▶ _EXERCISE TASK_
Copy each line below that includes "Orchestration".

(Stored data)
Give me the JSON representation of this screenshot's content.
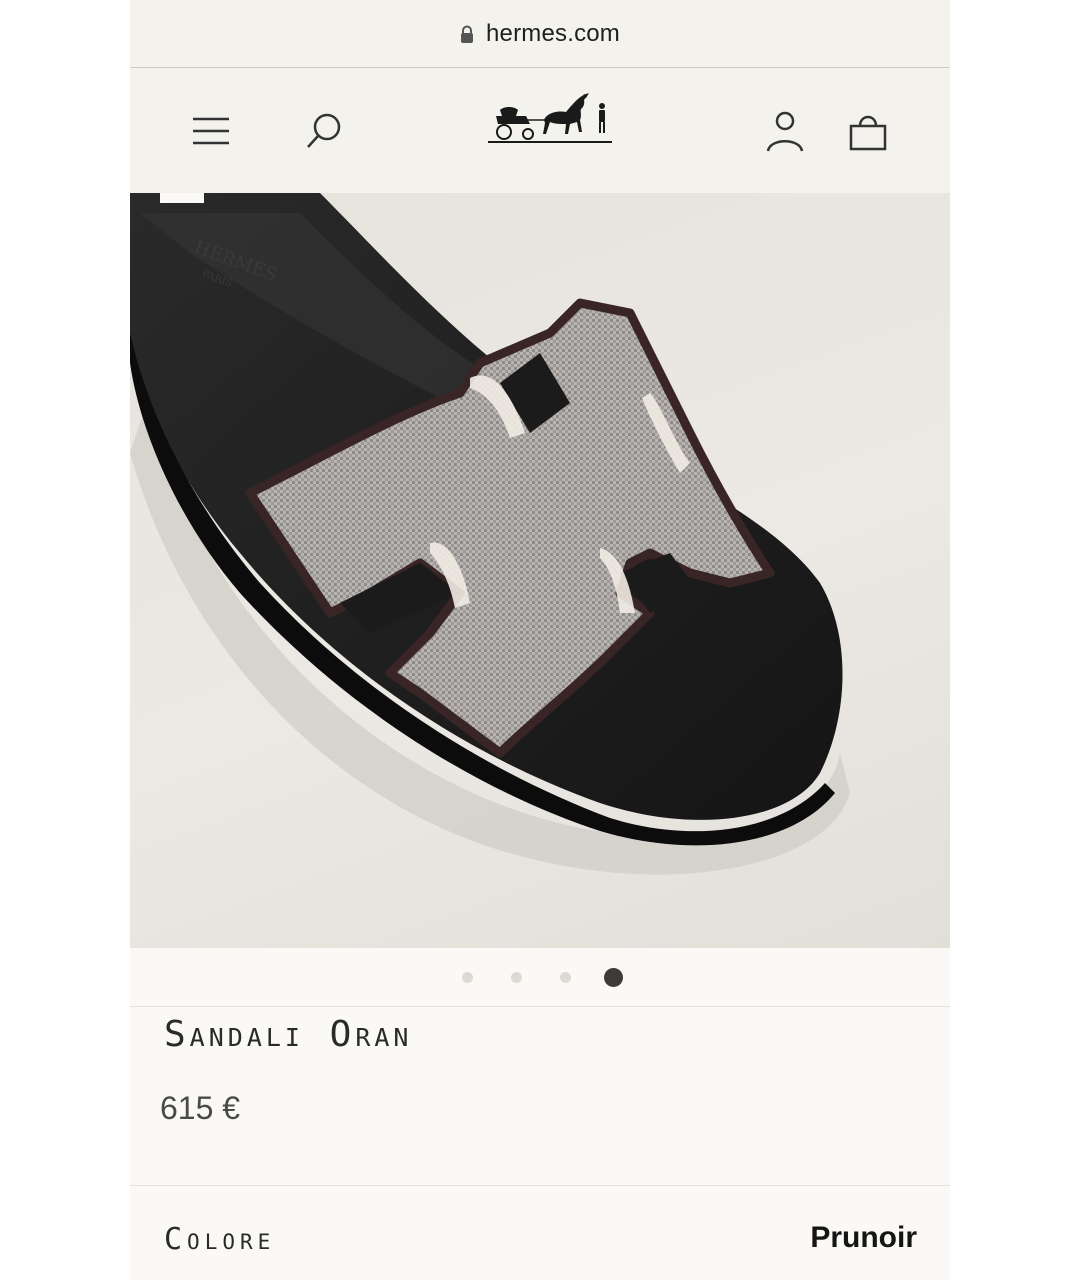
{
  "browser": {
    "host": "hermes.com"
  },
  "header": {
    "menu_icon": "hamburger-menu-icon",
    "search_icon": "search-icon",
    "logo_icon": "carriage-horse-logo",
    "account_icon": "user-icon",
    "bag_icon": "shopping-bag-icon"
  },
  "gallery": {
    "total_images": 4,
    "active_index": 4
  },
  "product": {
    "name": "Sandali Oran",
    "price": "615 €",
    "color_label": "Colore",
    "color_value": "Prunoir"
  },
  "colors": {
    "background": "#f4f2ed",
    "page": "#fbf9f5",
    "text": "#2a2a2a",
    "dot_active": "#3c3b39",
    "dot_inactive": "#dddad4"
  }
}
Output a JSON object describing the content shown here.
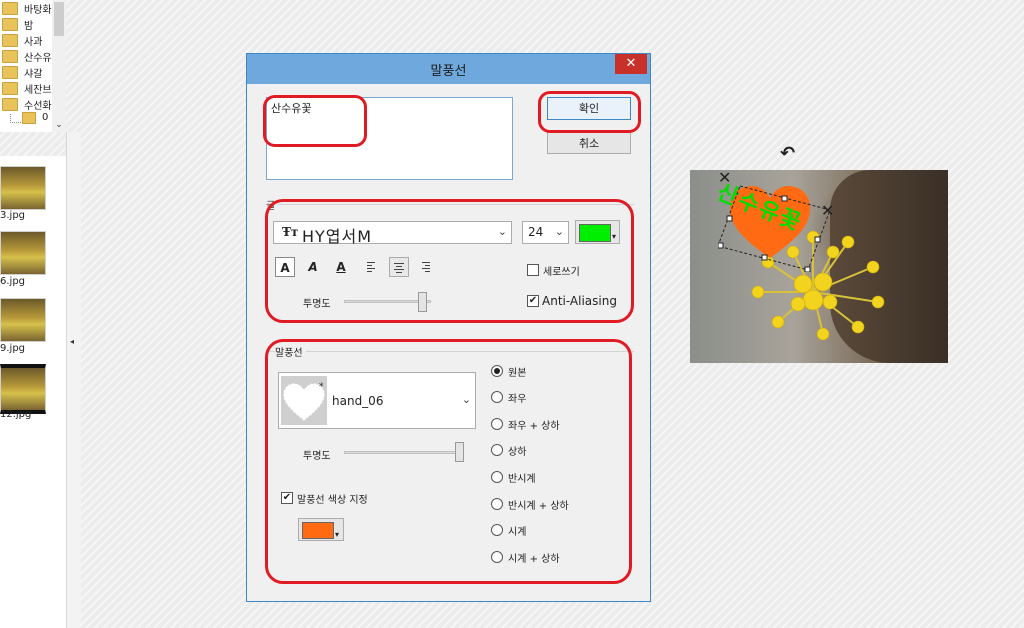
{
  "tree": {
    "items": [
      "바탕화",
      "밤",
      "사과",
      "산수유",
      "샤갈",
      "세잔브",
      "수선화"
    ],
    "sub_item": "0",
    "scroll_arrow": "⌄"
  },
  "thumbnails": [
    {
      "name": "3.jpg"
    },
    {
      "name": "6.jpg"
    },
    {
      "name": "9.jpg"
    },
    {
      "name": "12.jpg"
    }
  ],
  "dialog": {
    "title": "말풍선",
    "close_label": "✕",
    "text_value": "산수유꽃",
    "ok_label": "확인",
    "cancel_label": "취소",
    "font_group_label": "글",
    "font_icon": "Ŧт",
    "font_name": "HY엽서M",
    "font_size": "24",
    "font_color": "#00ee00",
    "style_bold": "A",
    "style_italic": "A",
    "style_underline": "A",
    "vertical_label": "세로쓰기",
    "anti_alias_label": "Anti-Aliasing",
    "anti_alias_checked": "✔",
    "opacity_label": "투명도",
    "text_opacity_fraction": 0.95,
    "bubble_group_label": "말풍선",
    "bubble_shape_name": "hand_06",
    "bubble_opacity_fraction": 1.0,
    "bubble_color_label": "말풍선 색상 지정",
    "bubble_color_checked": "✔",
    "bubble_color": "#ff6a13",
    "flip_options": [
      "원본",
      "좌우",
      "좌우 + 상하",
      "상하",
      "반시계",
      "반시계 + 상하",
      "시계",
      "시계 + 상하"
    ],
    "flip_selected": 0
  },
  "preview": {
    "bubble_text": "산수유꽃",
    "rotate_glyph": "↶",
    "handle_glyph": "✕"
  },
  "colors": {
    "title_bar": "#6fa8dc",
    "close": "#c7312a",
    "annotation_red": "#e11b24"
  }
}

* * *

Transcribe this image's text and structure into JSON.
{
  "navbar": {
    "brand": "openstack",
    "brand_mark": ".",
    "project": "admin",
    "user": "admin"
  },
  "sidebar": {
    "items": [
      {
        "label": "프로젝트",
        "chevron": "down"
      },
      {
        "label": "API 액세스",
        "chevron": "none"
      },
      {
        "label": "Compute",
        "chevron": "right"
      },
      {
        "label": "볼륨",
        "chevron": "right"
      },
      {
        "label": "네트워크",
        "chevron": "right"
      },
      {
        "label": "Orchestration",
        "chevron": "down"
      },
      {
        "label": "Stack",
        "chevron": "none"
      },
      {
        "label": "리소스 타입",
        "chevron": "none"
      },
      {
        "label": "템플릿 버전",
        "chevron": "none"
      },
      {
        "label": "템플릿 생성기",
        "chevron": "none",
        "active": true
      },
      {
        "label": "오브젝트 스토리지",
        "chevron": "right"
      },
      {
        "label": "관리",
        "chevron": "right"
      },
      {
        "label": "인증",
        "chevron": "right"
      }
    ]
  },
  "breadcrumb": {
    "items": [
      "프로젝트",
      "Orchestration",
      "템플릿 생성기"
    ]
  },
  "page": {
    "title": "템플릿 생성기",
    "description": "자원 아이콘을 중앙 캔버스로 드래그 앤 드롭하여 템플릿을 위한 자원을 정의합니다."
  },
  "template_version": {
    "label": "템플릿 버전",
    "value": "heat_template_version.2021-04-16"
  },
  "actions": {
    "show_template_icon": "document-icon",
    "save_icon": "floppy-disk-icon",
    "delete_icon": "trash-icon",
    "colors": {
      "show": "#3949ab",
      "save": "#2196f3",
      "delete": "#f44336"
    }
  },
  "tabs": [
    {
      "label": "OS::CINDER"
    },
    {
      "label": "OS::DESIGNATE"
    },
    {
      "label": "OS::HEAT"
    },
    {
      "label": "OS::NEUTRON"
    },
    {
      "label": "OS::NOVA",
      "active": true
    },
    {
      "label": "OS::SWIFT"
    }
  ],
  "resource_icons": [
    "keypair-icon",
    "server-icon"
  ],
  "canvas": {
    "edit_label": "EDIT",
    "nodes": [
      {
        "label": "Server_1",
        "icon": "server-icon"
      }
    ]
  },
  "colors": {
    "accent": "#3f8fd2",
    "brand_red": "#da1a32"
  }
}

▶ _FULL OUTPUT_
        "label": "Orchestration",
      "Orchestration",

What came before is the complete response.